**** ITEMS

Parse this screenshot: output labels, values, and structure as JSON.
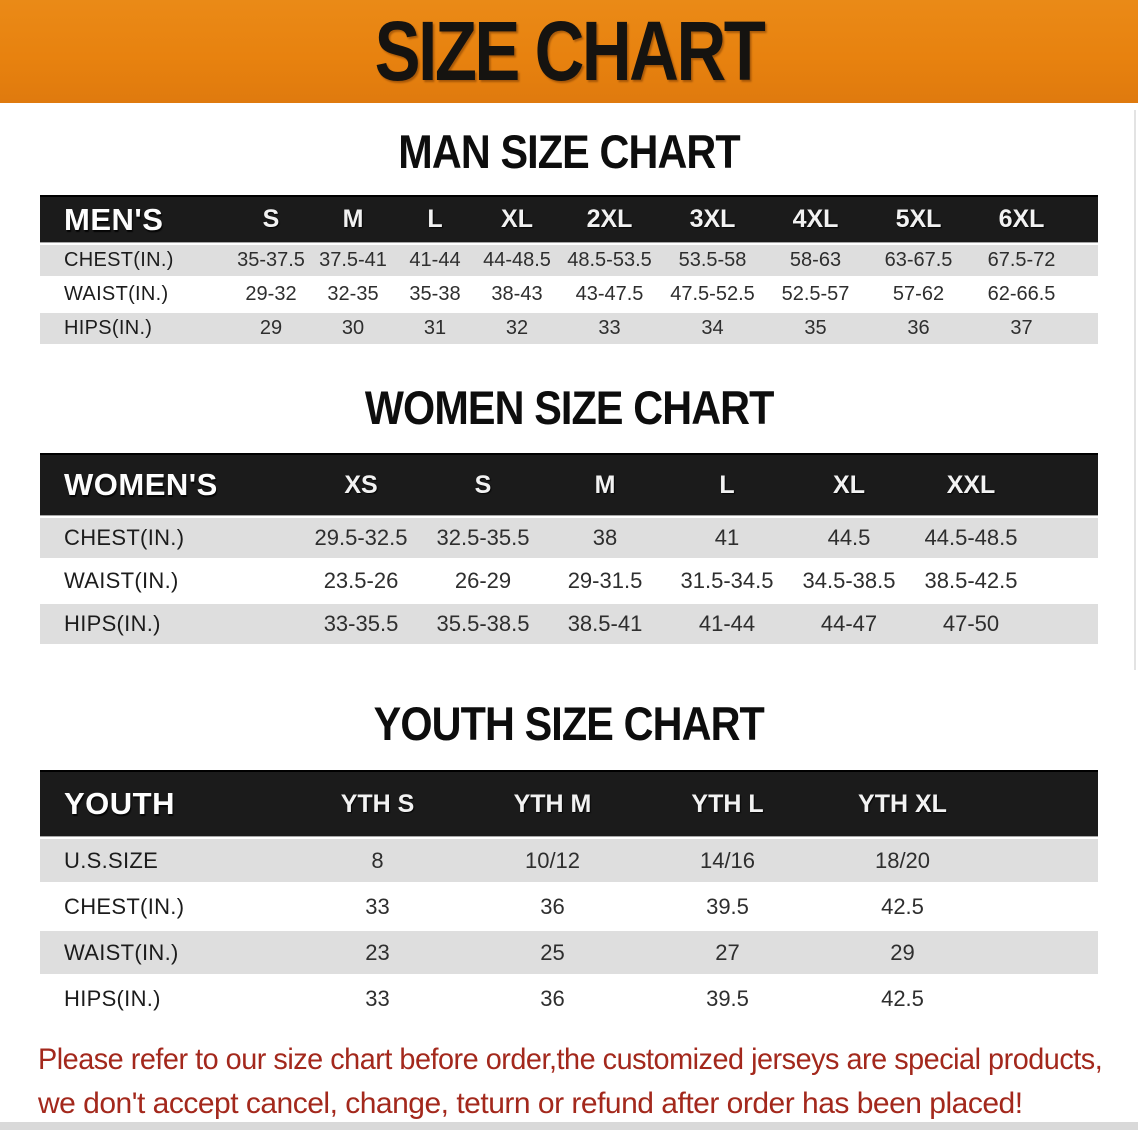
{
  "banner": {
    "title": "SIZE CHART"
  },
  "colors": {
    "banner_bg": "#E8820F",
    "table_header_bg": "#1B1B1B",
    "row_gray": "#DEDEDE",
    "footer_text": "#A3281C"
  },
  "sections": [
    {
      "heading": "MAN SIZE CHART",
      "table": {
        "label": "MEN'S",
        "columns": [
          "S",
          "M",
          "L",
          "XL",
          "2XL",
          "3XL",
          "4XL",
          "5XL",
          "6XL"
        ],
        "rows": [
          {
            "label": "CHEST(IN.)",
            "values": [
              "35-37.5",
              "37.5-41",
              "41-44",
              "44-48.5",
              "48.5-53.5",
              "53.5-58",
              "58-63",
              "63-67.5",
              "67.5-72"
            ]
          },
          {
            "label": "WAIST(IN.)",
            "values": [
              "29-32",
              "32-35",
              "35-38",
              "38-43",
              "43-47.5",
              "47.5-52.5",
              "52.5-57",
              "57-62",
              "62-66.5"
            ]
          },
          {
            "label": "HIPS(IN.)",
            "values": [
              "29",
              "30",
              "31",
              "32",
              "33",
              "34",
              "35",
              "36",
              "37"
            ]
          }
        ]
      }
    },
    {
      "heading": "WOMEN SIZE CHART",
      "table": {
        "label": "WOMEN'S",
        "columns": [
          "XS",
          "S",
          "M",
          "L",
          "XL",
          "XXL"
        ],
        "rows": [
          {
            "label": "CHEST(IN.)",
            "values": [
              "29.5-32.5",
              "32.5-35.5",
              "38",
              "41",
              "44.5",
              "44.5-48.5"
            ]
          },
          {
            "label": "WAIST(IN.)",
            "values": [
              "23.5-26",
              "26-29",
              "29-31.5",
              "31.5-34.5",
              "34.5-38.5",
              "38.5-42.5"
            ]
          },
          {
            "label": "HIPS(IN.)",
            "values": [
              "33-35.5",
              "35.5-38.5",
              "38.5-41",
              "41-44",
              "44-47",
              "47-50"
            ]
          }
        ]
      }
    },
    {
      "heading": "YOUTH SIZE CHART",
      "table": {
        "label": "YOUTH",
        "columns": [
          "YTH S",
          "YTH M",
          "YTH L",
          "YTH XL"
        ],
        "rows": [
          {
            "label": "U.S.SIZE",
            "values": [
              "8",
              "10/12",
              "14/16",
              "18/20"
            ]
          },
          {
            "label": "CHEST(IN.)",
            "values": [
              "33",
              "36",
              "39.5",
              "42.5"
            ]
          },
          {
            "label": "WAIST(IN.)",
            "values": [
              "23",
              "25",
              "27",
              "29"
            ]
          },
          {
            "label": "HIPS(IN.)",
            "values": [
              "33",
              "36",
              "39.5",
              "42.5"
            ]
          }
        ]
      }
    }
  ],
  "footer": {
    "line1": "Please refer to our size chart before order,the customized jerseys are special products,",
    "line2": "we don't accept cancel, change, teturn or refund after order has been placed!"
  }
}
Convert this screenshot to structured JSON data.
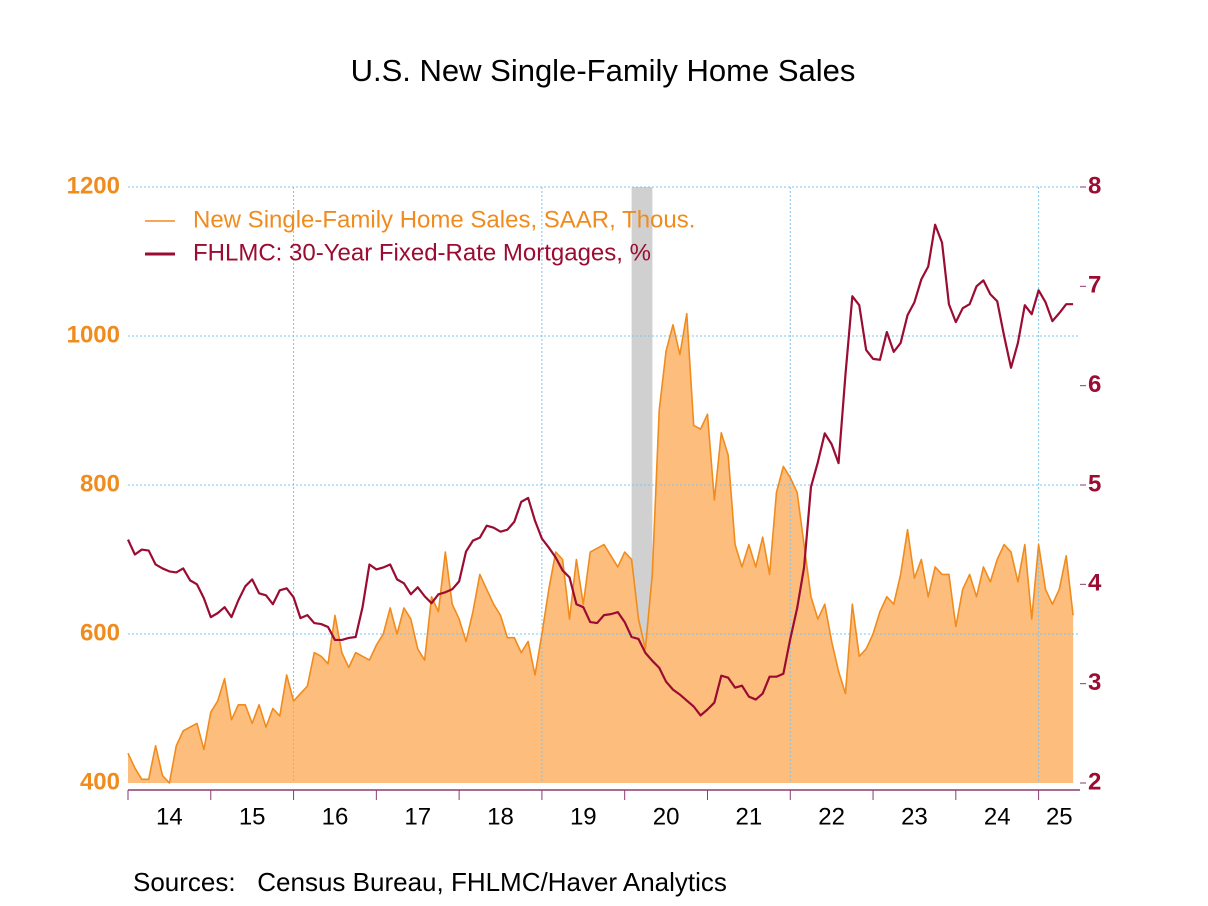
{
  "chart_data": {
    "type": "line",
    "title": "U.S. New Single-Family Home Sales",
    "source": "Sources:   Census Bureau, FHLMC/Haver Analytics",
    "x": [
      "2014-01",
      "2014-02",
      "2014-03",
      "2014-04",
      "2014-05",
      "2014-06",
      "2014-07",
      "2014-08",
      "2014-09",
      "2014-10",
      "2014-11",
      "2014-12",
      "2015-01",
      "2015-02",
      "2015-03",
      "2015-04",
      "2015-05",
      "2015-06",
      "2015-07",
      "2015-08",
      "2015-09",
      "2015-10",
      "2015-11",
      "2015-12",
      "2016-01",
      "2016-02",
      "2016-03",
      "2016-04",
      "2016-05",
      "2016-06",
      "2016-07",
      "2016-08",
      "2016-09",
      "2016-10",
      "2016-11",
      "2016-12",
      "2017-01",
      "2017-02",
      "2017-03",
      "2017-04",
      "2017-05",
      "2017-06",
      "2017-07",
      "2017-08",
      "2017-09",
      "2017-10",
      "2017-11",
      "2017-12",
      "2018-01",
      "2018-02",
      "2018-03",
      "2018-04",
      "2018-05",
      "2018-06",
      "2018-07",
      "2018-08",
      "2018-09",
      "2018-10",
      "2018-11",
      "2018-12",
      "2019-01",
      "2019-02",
      "2019-03",
      "2019-04",
      "2019-05",
      "2019-06",
      "2019-07",
      "2019-08",
      "2019-09",
      "2019-10",
      "2019-11",
      "2019-12",
      "2020-01",
      "2020-02",
      "2020-03",
      "2020-04",
      "2020-05",
      "2020-06",
      "2020-07",
      "2020-08",
      "2020-09",
      "2020-10",
      "2020-11",
      "2020-12",
      "2021-01",
      "2021-02",
      "2021-03",
      "2021-04",
      "2021-05",
      "2021-06",
      "2021-07",
      "2021-08",
      "2021-09",
      "2021-10",
      "2021-11",
      "2021-12",
      "2022-01",
      "2022-02",
      "2022-03",
      "2022-04",
      "2022-05",
      "2022-06",
      "2022-07",
      "2022-08",
      "2022-09",
      "2022-10",
      "2022-11",
      "2022-12",
      "2023-01",
      "2023-02",
      "2023-03",
      "2023-04",
      "2023-05",
      "2023-06",
      "2023-07",
      "2023-08",
      "2023-09",
      "2023-10",
      "2023-11",
      "2023-12",
      "2024-01",
      "2024-02",
      "2024-03",
      "2024-04",
      "2024-05",
      "2024-06",
      "2024-07",
      "2024-08",
      "2024-09",
      "2024-10",
      "2024-11",
      "2024-12",
      "2025-01",
      "2025-02",
      "2025-03",
      "2025-04",
      "2025-05",
      "2025-06"
    ],
    "series": [
      {
        "name": "New Single-Family Home Sales, SAAR, Thous.",
        "color": "#f08c1e",
        "fill": "#fdbd7d",
        "kind": "area",
        "values": [
          440,
          420,
          405,
          405,
          450,
          410,
          400,
          450,
          470,
          475,
          480,
          445,
          495,
          510,
          540,
          485,
          505,
          505,
          480,
          505,
          475,
          500,
          490,
          545,
          510,
          520,
          530,
          575,
          570,
          560,
          625,
          575,
          555,
          575,
          570,
          565,
          585,
          600,
          635,
          600,
          635,
          620,
          580,
          565,
          650,
          630,
          710,
          640,
          620,
          590,
          630,
          680,
          660,
          640,
          625,
          595,
          595,
          575,
          590,
          545,
          600,
          660,
          710,
          700,
          620,
          700,
          640,
          710,
          715,
          720,
          705,
          690,
          710,
          700,
          620,
          580,
          680,
          900,
          980,
          1015,
          975,
          1030,
          880,
          875,
          895,
          780,
          870,
          840,
          720,
          690,
          720,
          690,
          730,
          680,
          790,
          825,
          810,
          790,
          720,
          650,
          620,
          640,
          590,
          550,
          520,
          640,
          570,
          580,
          600,
          630,
          650,
          640,
          680,
          740,
          675,
          700,
          650,
          690,
          680,
          680,
          610,
          660,
          680,
          650,
          690,
          670,
          700,
          720,
          710,
          670,
          720,
          620,
          720,
          660,
          640,
          660,
          705,
          625
        ]
      },
      {
        "name": "FHLMC: 30-Year Fixed-Rate Mortgages, %",
        "color": "#9b0c32",
        "kind": "line",
        "axis": "y2",
        "values": [
          4.45,
          4.3,
          4.35,
          4.34,
          4.2,
          4.16,
          4.13,
          4.12,
          4.16,
          4.04,
          4.0,
          3.86,
          3.67,
          3.71,
          3.77,
          3.67,
          3.84,
          3.98,
          4.05,
          3.91,
          3.89,
          3.8,
          3.94,
          3.96,
          3.87,
          3.66,
          3.69,
          3.61,
          3.6,
          3.57,
          3.44,
          3.44,
          3.46,
          3.47,
          3.77,
          4.2,
          4.15,
          4.17,
          4.2,
          4.05,
          4.01,
          3.9,
          3.97,
          3.88,
          3.81,
          3.9,
          3.92,
          3.95,
          4.03,
          4.33,
          4.44,
          4.47,
          4.59,
          4.57,
          4.53,
          4.55,
          4.63,
          4.83,
          4.87,
          4.64,
          4.46,
          4.37,
          4.27,
          4.14,
          4.07,
          3.8,
          3.77,
          3.62,
          3.61,
          3.69,
          3.7,
          3.72,
          3.62,
          3.47,
          3.45,
          3.31,
          3.23,
          3.16,
          3.02,
          2.94,
          2.89,
          2.83,
          2.77,
          2.68,
          2.74,
          2.81,
          3.08,
          3.06,
          2.96,
          2.98,
          2.87,
          2.84,
          2.9,
          3.07,
          3.07,
          3.1,
          3.45,
          3.76,
          4.17,
          4.98,
          5.23,
          5.52,
          5.41,
          5.22,
          6.11,
          6.9,
          6.81,
          6.36,
          6.27,
          6.26,
          6.54,
          6.34,
          6.43,
          6.71,
          6.84,
          7.07,
          7.2,
          7.62,
          7.44,
          6.82,
          6.64,
          6.78,
          6.82,
          7.0,
          7.06,
          6.92,
          6.85,
          6.5,
          6.18,
          6.43,
          6.81,
          6.72,
          6.96,
          6.84,
          6.65,
          6.73,
          6.82,
          6.82
        ]
      }
    ],
    "recession": {
      "start": "2020-02",
      "end": "2020-04",
      "color": "#d0d0d0"
    },
    "xlim": [
      "2014-01",
      "2025-07"
    ],
    "xticks": [
      {
        "value": "2014-01",
        "label": "14"
      },
      {
        "value": "2015-01",
        "label": "15"
      },
      {
        "value": "2016-01",
        "label": "16"
      },
      {
        "value": "2017-01",
        "label": "17"
      },
      {
        "value": "2018-01",
        "label": "18"
      },
      {
        "value": "2019-01",
        "label": "19"
      },
      {
        "value": "2020-01",
        "label": "20"
      },
      {
        "value": "2021-01",
        "label": "21"
      },
      {
        "value": "2022-01",
        "label": "22"
      },
      {
        "value": "2023-01",
        "label": "23"
      },
      {
        "value": "2024-01",
        "label": "24"
      },
      {
        "value": "2025-01",
        "label": "25"
      }
    ],
    "ylim": [
      400,
      1200
    ],
    "yticks": [
      400,
      600,
      800,
      1000,
      1200
    ],
    "y2lim": [
      2,
      8
    ],
    "y2ticks": [
      2,
      3,
      4,
      5,
      6,
      7,
      8
    ],
    "grid": true,
    "legend": "top-left"
  }
}
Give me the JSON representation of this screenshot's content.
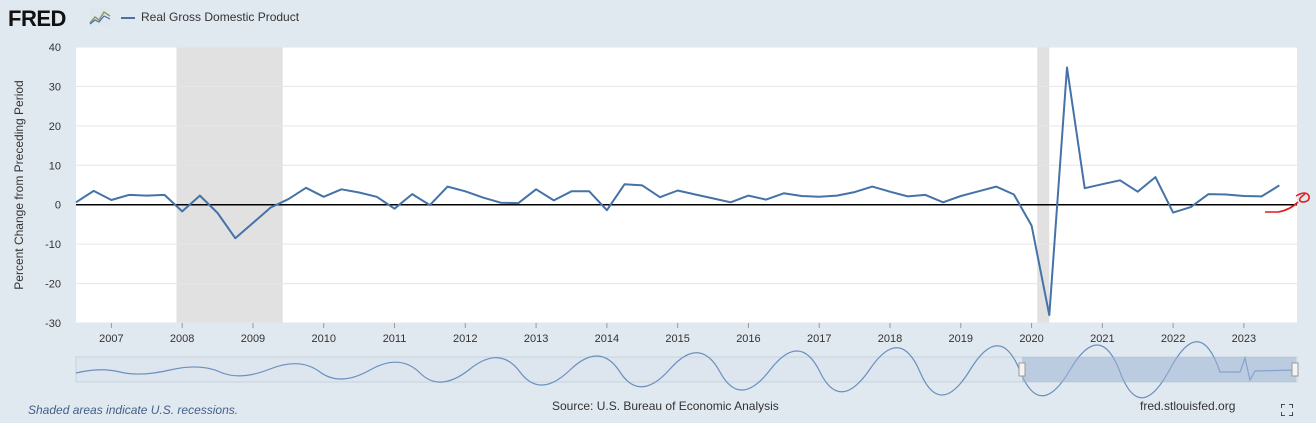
{
  "header": {
    "logo_text": "FRED",
    "logo_icon": "chart-line-icon",
    "legend_label": "Real Gross Domestic Product"
  },
  "footer": {
    "recession_note": "Shaded areas indicate U.S. recessions.",
    "source": "Source: U.S. Bureau of Economic Analysis",
    "site": "fred.stlouisfed.org",
    "fullscreen_icon": "fullscreen-icon"
  },
  "colors": {
    "series": "#4572a7",
    "zero_line": "#000000",
    "recession": "#e1e1e1",
    "grid": "#e6e6e6",
    "annotation": "#e41a1c"
  },
  "chart_data": {
    "type": "line",
    "ylabel": "Percent Change from Preceding Period",
    "ylim": [
      -30,
      40
    ],
    "yticks": [
      -30,
      -20,
      -10,
      0,
      10,
      20,
      30,
      40
    ],
    "xlim": [
      2006.5,
      2023.75
    ],
    "xticks": [
      2007,
      2008,
      2009,
      2010,
      2011,
      2012,
      2013,
      2014,
      2015,
      2016,
      2017,
      2018,
      2019,
      2020,
      2021,
      2022,
      2023
    ],
    "recessions": [
      [
        2007.92,
        2009.42
      ],
      [
        2020.08,
        2020.25
      ]
    ],
    "series": [
      {
        "name": "Real Gross Domestic Product",
        "x": [
          2006.5,
          2006.75,
          2007.0,
          2007.25,
          2007.5,
          2007.75,
          2008.0,
          2008.25,
          2008.5,
          2008.75,
          2009.0,
          2009.25,
          2009.5,
          2009.75,
          2010.0,
          2010.25,
          2010.5,
          2010.75,
          2011.0,
          2011.25,
          2011.5,
          2011.75,
          2012.0,
          2012.25,
          2012.5,
          2012.75,
          2013.0,
          2013.25,
          2013.5,
          2013.75,
          2014.0,
          2014.25,
          2014.5,
          2014.75,
          2015.0,
          2015.25,
          2015.5,
          2015.75,
          2016.0,
          2016.25,
          2016.5,
          2016.75,
          2017.0,
          2017.25,
          2017.5,
          2017.75,
          2018.0,
          2018.25,
          2018.5,
          2018.75,
          2019.0,
          2019.25,
          2019.5,
          2019.75,
          2020.0,
          2020.25,
          2020.5,
          2020.75,
          2021.0,
          2021.25,
          2021.5,
          2021.75,
          2022.0,
          2022.25,
          2022.5,
          2022.75,
          2023.0,
          2023.25,
          2023.5
        ],
        "values": [
          0.6,
          3.5,
          1.2,
          2.5,
          2.3,
          2.5,
          -1.7,
          2.3,
          -2.1,
          -8.5,
          -4.6,
          -0.7,
          1.4,
          4.3,
          2.0,
          3.9,
          3.1,
          2.0,
          -1.0,
          2.7,
          -0.1,
          4.6,
          3.4,
          1.8,
          0.5,
          0.4,
          3.9,
          1.1,
          3.4,
          3.4,
          -1.4,
          5.2,
          4.9,
          1.9,
          3.6,
          2.6,
          1.6,
          0.6,
          2.3,
          1.3,
          2.9,
          2.2,
          2.0,
          2.3,
          3.2,
          4.6,
          3.3,
          2.1,
          2.5,
          0.6,
          2.2,
          3.4,
          4.6,
          2.6,
          -5.3,
          -28.0,
          34.8,
          4.2,
          5.2,
          6.2,
          3.3,
          7.0,
          -2.0,
          -0.6,
          2.7,
          2.6,
          2.2,
          2.1,
          4.9
        ]
      }
    ]
  }
}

********

SHORT PROBLEM – Using the listing, copy every line where the word "Single" shows up.

OUTPUT FOR THIS EXERCISE –
    "title": "U.S. New Single-Family Home Sales",
        "name": "New Single-Family Home Sales, SAAR, Thous.",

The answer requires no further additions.